[Saved data entries]
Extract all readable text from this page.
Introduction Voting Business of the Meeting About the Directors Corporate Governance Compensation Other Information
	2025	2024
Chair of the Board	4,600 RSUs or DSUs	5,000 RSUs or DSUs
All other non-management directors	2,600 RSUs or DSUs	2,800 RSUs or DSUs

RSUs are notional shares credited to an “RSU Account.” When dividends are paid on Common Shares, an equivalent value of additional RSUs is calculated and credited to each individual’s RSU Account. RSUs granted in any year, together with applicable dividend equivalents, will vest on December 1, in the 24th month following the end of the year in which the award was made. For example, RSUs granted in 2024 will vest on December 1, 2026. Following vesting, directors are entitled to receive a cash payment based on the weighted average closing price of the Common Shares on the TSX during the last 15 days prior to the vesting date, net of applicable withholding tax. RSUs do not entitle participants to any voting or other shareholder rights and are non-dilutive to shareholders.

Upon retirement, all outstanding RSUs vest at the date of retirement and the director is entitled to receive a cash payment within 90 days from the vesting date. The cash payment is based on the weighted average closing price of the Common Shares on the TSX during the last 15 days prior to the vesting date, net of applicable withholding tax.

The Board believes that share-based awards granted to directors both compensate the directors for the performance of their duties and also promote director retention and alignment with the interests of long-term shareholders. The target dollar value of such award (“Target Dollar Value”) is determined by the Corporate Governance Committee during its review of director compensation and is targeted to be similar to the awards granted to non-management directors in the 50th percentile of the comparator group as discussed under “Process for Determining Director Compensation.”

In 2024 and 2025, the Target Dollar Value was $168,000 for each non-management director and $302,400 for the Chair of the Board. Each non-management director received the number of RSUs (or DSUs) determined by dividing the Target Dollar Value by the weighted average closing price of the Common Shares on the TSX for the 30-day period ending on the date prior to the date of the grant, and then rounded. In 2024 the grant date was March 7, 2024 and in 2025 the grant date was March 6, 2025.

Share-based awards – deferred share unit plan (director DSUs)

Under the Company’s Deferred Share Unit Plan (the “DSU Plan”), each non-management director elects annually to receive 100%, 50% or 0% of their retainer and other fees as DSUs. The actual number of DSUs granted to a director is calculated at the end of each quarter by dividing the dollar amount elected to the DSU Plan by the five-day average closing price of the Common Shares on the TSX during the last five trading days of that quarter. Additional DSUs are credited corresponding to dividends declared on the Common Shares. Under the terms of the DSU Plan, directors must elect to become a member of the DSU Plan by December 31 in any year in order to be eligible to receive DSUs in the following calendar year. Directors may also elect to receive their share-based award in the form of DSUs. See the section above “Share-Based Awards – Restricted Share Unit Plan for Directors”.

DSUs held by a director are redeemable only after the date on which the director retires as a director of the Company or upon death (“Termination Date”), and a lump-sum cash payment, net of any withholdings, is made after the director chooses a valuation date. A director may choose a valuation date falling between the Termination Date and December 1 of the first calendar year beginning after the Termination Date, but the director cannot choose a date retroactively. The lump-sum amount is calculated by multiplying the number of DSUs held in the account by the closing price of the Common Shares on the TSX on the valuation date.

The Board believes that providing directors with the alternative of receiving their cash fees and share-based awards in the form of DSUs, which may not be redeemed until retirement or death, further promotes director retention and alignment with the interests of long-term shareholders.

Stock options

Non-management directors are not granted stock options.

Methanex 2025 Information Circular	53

_Given instruction_.
Give the complete listing a second time, exactly as it reads.

_Output for this task_.
Extract all readable text from this page.
Introduction Voting Business of the Meeting About the Directors Corporate Governance Compensation Other Information
	2025	2024
Chair of the Board	4,600 RSUs or DSUs	5,000 RSUs or DSUs
All other non-management directors	2,600 RSUs or DSUs	2,800 RSUs or DSUs

RSUs are notional shares credited to an “RSU Account.” When dividends are paid on Common Shares, an equivalent value of additional RSUs is calculated and credited to each individual’s RSU Account. RSUs granted in any year, together with applicable dividend equivalents, will vest on December 1, in the 24th month following the end of the year in which the award was made. For example, RSUs granted in 2024 will vest on December 1, 2026. Following vesting, directors are entitled to receive a cash payment based on the weighted average closing price of the Common Shares on the TSX during the last 15 days prior to the vesting date, net of applicable withholding tax. RSUs do not entitle participants to any voting or other shareholder rights and are non-dilutive to shareholders.

Upon retirement, all outstanding RSUs vest at the date of retirement and the director is entitled to receive a cash payment within 90 days from the vesting date. The cash payment is based on the weighted average closing price of the Common Shares on the TSX during the last 15 days prior to the vesting date, net of applicable withholding tax.

The Board believes that share-based awards granted to directors both compensate the directors for the performance of their duties and also promote director retention and alignment with the interests of long-term shareholders. The target dollar value of such award (“Target Dollar Value”) is determined by the Corporate Governance Committee during its review of director compensation and is targeted to be similar to the awards granted to non-management directors in the 50th percentile of the comparator group as discussed under “Process for Determining Director Compensation.”

In 2024 and 2025, the Target Dollar Value was $168,000 for each non-management director and $302,400 for the Chair of the Board. Each non-management director received the number of RSUs (or DSUs) determined by dividing the Target Dollar Value by the weighted average closing price of the Common Shares on the TSX for the 30-day period ending on the date prior to the date of the grant, and then rounded. In 2024 the grant date was March 7, 2024 and in 2025 the grant date was March 6, 2025.

Share-based awards – deferred share unit plan (director DSUs)

Under the Company’s Deferred Share Unit Plan (the “DSU Plan”), each non-management director elects annually to receive 100%, 50% or 0% of their retainer and other fees as DSUs. The actual number of DSUs granted to a director is calculated at the end of each quarter by dividing the dollar amount elected to the DSU Plan by the five-day average closing price of the Common Shares on the TSX during the last five trading days of that quarter. Additional DSUs are credited corresponding to dividends declared on the Common Shares. Under the terms of the DSU Plan, directors must elect to become a member of the DSU Plan by December 31 in any year in order to be eligible to receive DSUs in the following calendar year. Directors may also elect to receive their share-based award in the form of DSUs. See the section above “Share-Based Awards – Restricted Share Unit Plan for Directors”.

DSUs held by a director are redeemable only after the date on which the director retires as a director of the Company or upon death (“Termination Date”), and a lump-sum cash payment, net of any withholdings, is made after the director chooses a valuation date. A director may choose a valuation date falling between the Termination Date and December 1 of the first calendar year beginning after the Termination Date, but the director cannot choose a date retroactively. The lump-sum amount is calculated by multiplying the number of DSUs held in the account by the closing price of the Common Shares on the TSX on the valuation date.

The Board believes that providing directors with the alternative of receiving their cash fees and share-based awards in the form of DSUs, which may not be redeemed until retirement or death, further promotes director retention and alignment with the interests of long-term shareholders.

Stock options

Non-management directors are not granted stock options.

Methanex 2025 Information Circular	53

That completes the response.